> **EXERCISE INPUT**

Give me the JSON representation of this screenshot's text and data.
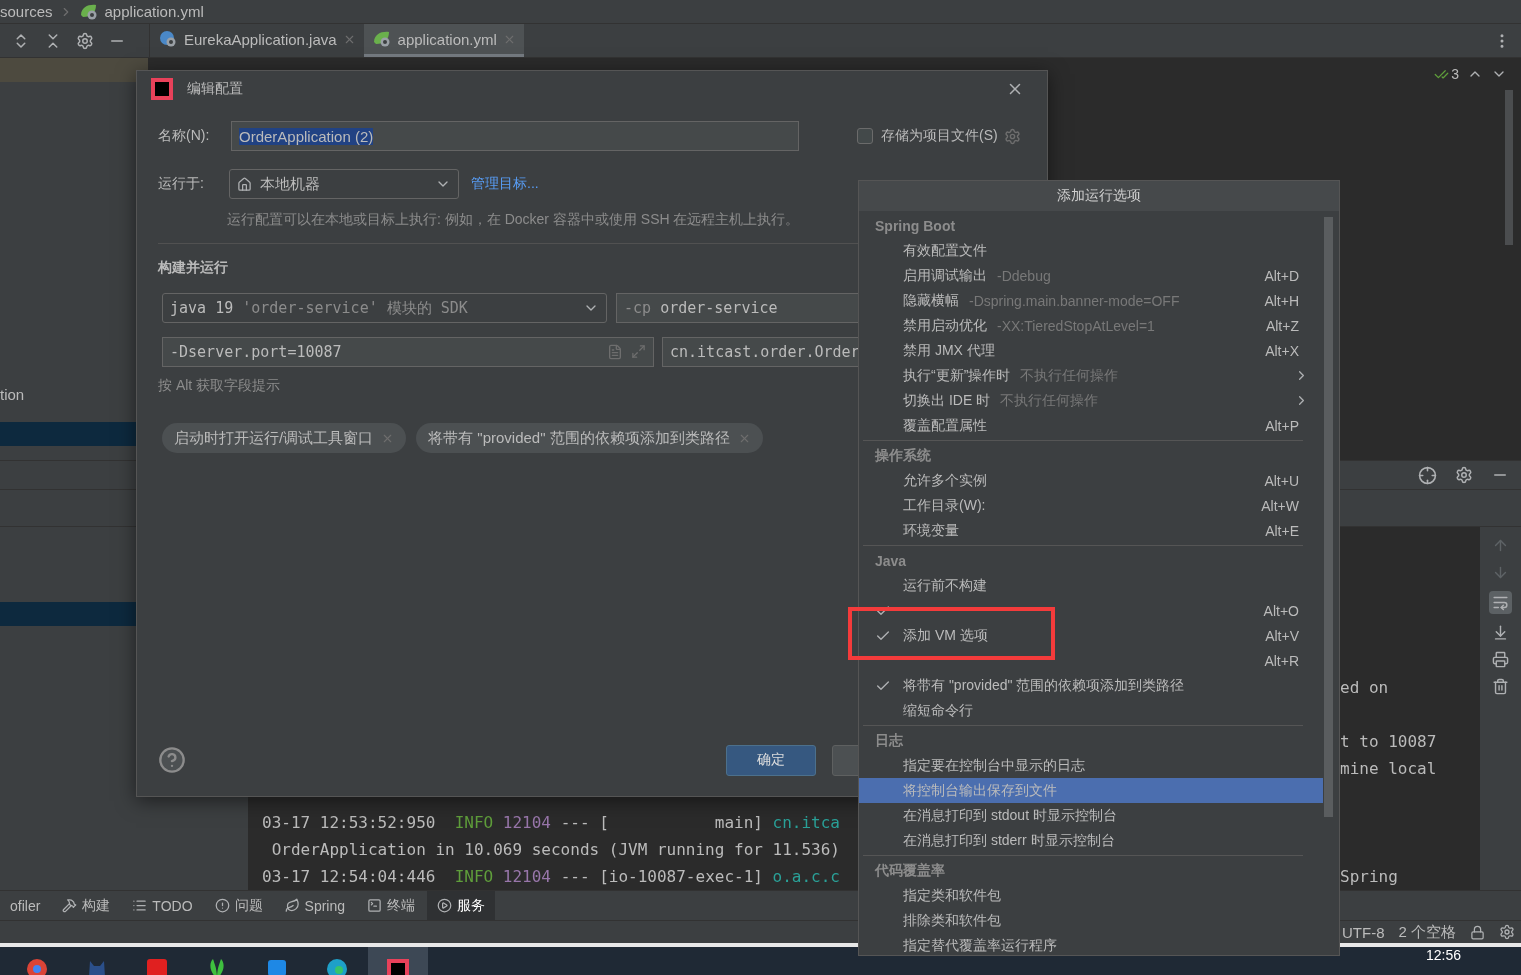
{
  "breadcrumb": {
    "folder": "sources",
    "file": "application.yml"
  },
  "editor_tabs": [
    {
      "label": "EurekaApplication.java",
      "kind": "java",
      "selected": false
    },
    {
      "label": "application.yml",
      "kind": "yaml",
      "selected": true
    }
  ],
  "editor": {
    "inspection_count": "3"
  },
  "project_panel": {
    "label": "tion"
  },
  "console": {
    "rows": [
      {
        "right": "ed on"
      },
      {},
      {
        "right": "t to 10087"
      },
      {
        "right": "mine local"
      },
      {},
      {
        "left": [
          {
            "text": "03-17 12:53:52:950  ",
            "kind": "plain"
          },
          {
            "text": "INFO ",
            "kind": "info"
          },
          {
            "text": "12104",
            "kind": "pid"
          },
          {
            "text": " --- [           main] ",
            "kind": "plain"
          },
          {
            "text": "cn.itca",
            "kind": "logger"
          }
        ]
      },
      {
        "left": [
          {
            "text": " OrderApplication in 10.069 seconds (JVM running for 11.536)",
            "kind": "plain"
          }
        ]
      },
      {
        "left": [
          {
            "text": "03-17 12:54:04:446  ",
            "kind": "plain"
          },
          {
            "text": "INFO ",
            "kind": "info"
          },
          {
            "text": "12104",
            "kind": "pid"
          },
          {
            "text": " --- [io-10087-exec-1] ",
            "kind": "plain"
          },
          {
            "text": "o.a.c.c",
            "kind": "logger"
          }
        ],
        "right": "Spring"
      }
    ]
  },
  "tool_strip": [
    {
      "label": "ofiler",
      "kind": "profiler",
      "selected": false
    },
    {
      "label": "构建",
      "kind": "build",
      "selected": false
    },
    {
      "label": "TODO",
      "kind": "todo",
      "selected": false
    },
    {
      "label": "问题",
      "kind": "problems",
      "selected": false
    },
    {
      "label": "Spring",
      "kind": "spring",
      "selected": false
    },
    {
      "label": "终端",
      "kind": "terminal",
      "selected": false
    },
    {
      "label": "服务",
      "kind": "services",
      "selected": true
    }
  ],
  "status_bar": {
    "encoding": "UTF-8",
    "indent": "2 个空格"
  },
  "taskbar": {
    "clock": "12:56",
    "apps": [
      {
        "kind": "browser",
        "selected": false
      },
      {
        "kind": "cat",
        "selected": false
      },
      {
        "kind": "red",
        "selected": false
      },
      {
        "kind": "plant",
        "selected": false
      },
      {
        "kind": "monitor",
        "selected": false
      },
      {
        "kind": "edge",
        "selected": false
      },
      {
        "kind": "ide",
        "selected": true
      }
    ]
  },
  "dialog": {
    "title": "编辑配置",
    "name_label": "名称(N):",
    "name_value": "OrderApplication (2)",
    "name_value_selected": true,
    "store_as_file": {
      "label": "存储为项目文件(S)",
      "checked": false
    },
    "run_on": {
      "label": "运行于:",
      "value": "本地机器",
      "link": "管理目标..."
    },
    "run_on_hint": "运行配置可以在本地或目标上执行: 例如，在 Docker 容器中或使用 SSH 在远程主机上执行。",
    "section": "构建并运行",
    "sdk": [
      {
        "text": "java 19 ",
        "kind": "plain"
      },
      {
        "text": "'order-service'",
        "kind": "string"
      },
      {
        "text": " 模块的 SDK",
        "kind": "dim"
      }
    ],
    "classpath": {
      "prefix": "-cp",
      "value": "order-service"
    },
    "vm_options": "-Dserver.port=10087",
    "main_class": "cn.itcast.order.Order",
    "field_hint": "按 Alt 获取字段提示",
    "chips": [
      "启动时打开运行/调试工具窗口",
      "将带有 \"provided\" 范围的依赖项添加到类路径"
    ],
    "ok_button": "确定"
  },
  "run_options_popup": {
    "title": "添加运行选项",
    "groups": [
      {
        "header": "Spring Boot",
        "items": [
          {
            "label": "有效配置文件",
            "checked": false,
            "selected": false,
            "submenu": false
          },
          {
            "label": "启用调试输出",
            "hint": "-Ddebug",
            "shortcut": "Alt+D",
            "checked": false,
            "selected": false,
            "submenu": false
          },
          {
            "label": "隐藏横幅",
            "hint": "-Dspring.main.banner-mode=OFF",
            "shortcut": "Alt+H",
            "checked": false,
            "selected": false,
            "submenu": false
          },
          {
            "label": "禁用启动优化",
            "hint": "-XX:TieredStopAtLevel=1",
            "shortcut": "Alt+Z",
            "checked": false,
            "selected": false,
            "submenu": false
          },
          {
            "label": "禁用 JMX 代理",
            "shortcut": "Alt+X",
            "checked": false,
            "selected": false,
            "submenu": false
          },
          {
            "label": "执行“更新”操作时",
            "hint": "不执行任何操作",
            "checked": false,
            "selected": false,
            "submenu": true
          },
          {
            "label": "切换出 IDE 时",
            "hint": "不执行任何操作",
            "checked": false,
            "selected": false,
            "submenu": true
          },
          {
            "label": "覆盖配置属性",
            "shortcut": "Alt+P",
            "checked": false,
            "selected": false,
            "submenu": false
          }
        ]
      },
      {
        "header": "操作系统",
        "items": [
          {
            "label": "允许多个实例",
            "shortcut": "Alt+U",
            "checked": false,
            "selected": false,
            "submenu": false
          },
          {
            "label": "工作目录(W):",
            "shortcut": "Alt+W",
            "checked": false,
            "selected": false,
            "submenu": false
          },
          {
            "label": "环境变量",
            "shortcut": "Alt+E",
            "checked": false,
            "selected": false,
            "submenu": false
          }
        ]
      },
      {
        "header": "Java",
        "items": [
          {
            "label": "运行前不构建",
            "checked": false,
            "selected": false,
            "submenu": false
          },
          {
            "shortcut": "Alt+O",
            "checked": true,
            "selected": false,
            "submenu": false
          },
          {
            "label": "添加 VM 选项",
            "shortcut": "Alt+V",
            "checked": true,
            "selected": false,
            "submenu": false
          },
          {
            "shortcut": "Alt+R",
            "checked": false,
            "selected": false,
            "submenu": false
          },
          {
            "label": "将带有 \"provided\" 范围的依赖项添加到类路径",
            "checked": true,
            "selected": false,
            "submenu": false
          },
          {
            "label": "缩短命令行",
            "checked": false,
            "selected": false,
            "submenu": false
          }
        ]
      },
      {
        "header": "日志",
        "items": [
          {
            "label": "指定要在控制台中显示的日志",
            "checked": false,
            "selected": false,
            "submenu": false
          },
          {
            "label": "将控制台输出保存到文件",
            "checked": false,
            "selected": true,
            "submenu": false
          },
          {
            "label": "在消息打印到 stdout 时显示控制台",
            "checked": false,
            "selected": false,
            "submenu": false
          },
          {
            "label": "在消息打印到 stderr 时显示控制台",
            "checked": false,
            "selected": false,
            "submenu": false
          }
        ]
      },
      {
        "header": "代码覆盖率",
        "items": [
          {
            "label": "指定类和软件包",
            "checked": false,
            "selected": false,
            "submenu": false
          },
          {
            "label": "排除类和软件包",
            "checked": false,
            "selected": false,
            "submenu": false
          },
          {
            "label": "指定替代覆盖率运行程序",
            "checked": false,
            "selected": false,
            "submenu": false
          }
        ]
      }
    ]
  }
}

> **GOAL**
Set the entries down again exactly. Do not include the images.

> **TASK ANSWER**
Give me the JSON representation of this screenshot's text and data.
{
  "breadcrumb": {
    "folder": "sources",
    "file": "application.yml"
  },
  "editor_tabs": [
    {
      "label": "EurekaApplication.java",
      "kind": "java",
      "selected": false
    },
    {
      "label": "application.yml",
      "kind": "yaml",
      "selected": true
    }
  ],
  "editor": {
    "inspection_count": "3"
  },
  "project_panel": {
    "label": "tion"
  },
  "console": {
    "rows": [
      {
        "right": "ed on"
      },
      {},
      {
        "right": "t to 10087"
      },
      {
        "right": "mine local"
      },
      {},
      {
        "left": [
          {
            "text": "03-17 12:53:52:950  ",
            "kind": "plain"
          },
          {
            "text": "INFO ",
            "kind": "info"
          },
          {
            "text": "12104",
            "kind": "pid"
          },
          {
            "text": " --- [           main] ",
            "kind": "plain"
          },
          {
            "text": "cn.itca",
            "kind": "logger"
          }
        ]
      },
      {
        "left": [
          {
            "text": " OrderApplication in 10.069 seconds (JVM running for 11.536)",
            "kind": "plain"
          }
        ]
      },
      {
        "left": [
          {
            "text": "03-17 12:54:04:446  ",
            "kind": "plain"
          },
          {
            "text": "INFO ",
            "kind": "info"
          },
          {
            "text": "12104",
            "kind": "pid"
          },
          {
            "text": " --- [io-10087-exec-1] ",
            "kind": "plain"
          },
          {
            "text": "o.a.c.c",
            "kind": "logger"
          }
        ],
        "right": "Spring"
      }
    ]
  },
  "tool_strip": [
    {
      "label": "ofiler",
      "kind": "profiler",
      "selected": false
    },
    {
      "label": "构建",
      "kind": "build",
      "selected": false
    },
    {
      "label": "TODO",
      "kind": "todo",
      "selected": false
    },
    {
      "label": "问题",
      "kind": "problems",
      "selected": false
    },
    {
      "label": "Spring",
      "kind": "spring",
      "selected": false
    },
    {
      "label": "终端",
      "kind": "terminal",
      "selected": false
    },
    {
      "label": "服务",
      "kind": "services",
      "selected": true
    }
  ],
  "status_bar": {
    "encoding": "UTF-8",
    "indent": "2 个空格"
  },
  "taskbar": {
    "clock": "12:56",
    "apps": [
      {
        "kind": "browser",
        "selected": false
      },
      {
        "kind": "cat",
        "selected": false
      },
      {
        "kind": "red",
        "selected": false
      },
      {
        "kind": "plant",
        "selected": false
      },
      {
        "kind": "monitor",
        "selected": false
      },
      {
        "kind": "edge",
        "selected": false
      },
      {
        "kind": "ide",
        "selected": true
      }
    ]
  },
  "dialog": {
    "title": "编辑配置",
    "name_label": "名称(N):",
    "name_value": "OrderApplication (2)",
    "name_value_selected": true,
    "store_as_file": {
      "label": "存储为项目文件(S)",
      "checked": false
    },
    "run_on": {
      "label": "运行于:",
      "value": "本地机器",
      "link": "管理目标..."
    },
    "run_on_hint": "运行配置可以在本地或目标上执行: 例如，在 Docker 容器中或使用 SSH 在远程主机上执行。",
    "section": "构建并运行",
    "sdk": [
      {
        "text": "java 19 ",
        "kind": "plain"
      },
      {
        "text": "'order-service'",
        "kind": "string"
      },
      {
        "text": " 模块的 SDK",
        "kind": "dim"
      }
    ],
    "classpath": {
      "prefix": "-cp",
      "value": "order-service"
    },
    "vm_options": "-Dserver.port=10087",
    "main_class": "cn.itcast.order.Order",
    "field_hint": "按 Alt 获取字段提示",
    "chips": [
      "启动时打开运行/调试工具窗口",
      "将带有 \"provided\" 范围的依赖项添加到类路径"
    ],
    "ok_button": "确定"
  },
  "run_options_popup": {
    "title": "添加运行选项",
    "groups": [
      {
        "header": "Spring Boot",
        "items": [
          {
            "label": "有效配置文件",
            "checked": false,
            "selected": false,
            "submenu": false
          },
          {
            "label": "启用调试输出",
            "hint": "-Ddebug",
            "shortcut": "Alt+D",
            "checked": false,
            "selected": false,
            "submenu": false
          },
          {
            "label": "隐藏横幅",
            "hint": "-Dspring.main.banner-mode=OFF",
            "shortcut": "Alt+H",
            "checked": false,
            "selected": false,
            "submenu": false
          },
          {
            "label": "禁用启动优化",
            "hint": "-XX:TieredStopAtLevel=1",
            "shortcut": "Alt+Z",
            "checked": false,
            "selected": false,
            "submenu": false
          },
          {
            "label": "禁用 JMX 代理",
            "shortcut": "Alt+X",
            "checked": false,
            "selected": false,
            "submenu": false
          },
          {
            "label": "执行“更新”操作时",
            "hint": "不执行任何操作",
            "checked": false,
            "selected": false,
            "submenu": true
          },
          {
            "label": "切换出 IDE 时",
            "hint": "不执行任何操作",
            "checked": false,
            "selected": false,
            "submenu": true
          },
          {
            "label": "覆盖配置属性",
            "shortcut": "Alt+P",
            "checked": false,
            "selected": false,
            "submenu": false
          }
        ]
      },
      {
        "header": "操作系统",
        "items": [
          {
            "label": "允许多个实例",
            "shortcut": "Alt+U",
            "checked": false,
            "selected": false,
            "submenu": false
          },
          {
            "label": "工作目录(W):",
            "shortcut": "Alt+W",
            "checked": false,
            "selected": false,
            "submenu": false
          },
          {
            "label": "环境变量",
            "shortcut": "Alt+E",
            "checked": false,
            "selected": false,
            "submenu": false
          }
        ]
      },
      {
        "header": "Java",
        "items": [
          {
            "label": "运行前不构建",
            "checked": false,
            "selected": false,
            "submenu": false
          },
          {
            "shortcut": "Alt+O",
            "checked": true,
            "selected": false,
            "submenu": false
          },
          {
            "label": "添加 VM 选项",
            "shortcut": "Alt+V",
            "checked": true,
            "selected": false,
            "submenu": false
          },
          {
            "shortcut": "Alt+R",
            "checked": false,
            "selected": false,
            "submenu": false
          },
          {
            "label": "将带有 \"provided\" 范围的依赖项添加到类路径",
            "checked": true,
            "selected": false,
            "submenu": false
          },
          {
            "label": "缩短命令行",
            "checked": false,
            "selected": false,
            "submenu": false
          }
        ]
      },
      {
        "header": "日志",
        "items": [
          {
            "label": "指定要在控制台中显示的日志",
            "checked": false,
            "selected": false,
            "submenu": false
          },
          {
            "label": "将控制台输出保存到文件",
            "checked": false,
            "selected": true,
            "submenu": false
          },
          {
            "label": "在消息打印到 stdout 时显示控制台",
            "checked": false,
            "selected": false,
            "submenu": false
          },
          {
            "label": "在消息打印到 stderr 时显示控制台",
            "checked": false,
            "selected": false,
            "submenu": false
          }
        ]
      },
      {
        "header": "代码覆盖率",
        "items": [
          {
            "label": "指定类和软件包",
            "checked": false,
            "selected": false,
            "submenu": false
          },
          {
            "label": "排除类和软件包",
            "checked": false,
            "selected": false,
            "submenu": false
          },
          {
            "label": "指定替代覆盖率运行程序",
            "checked": false,
            "selected": false,
            "submenu": false
          }
        ]
      }
    ]
  }
}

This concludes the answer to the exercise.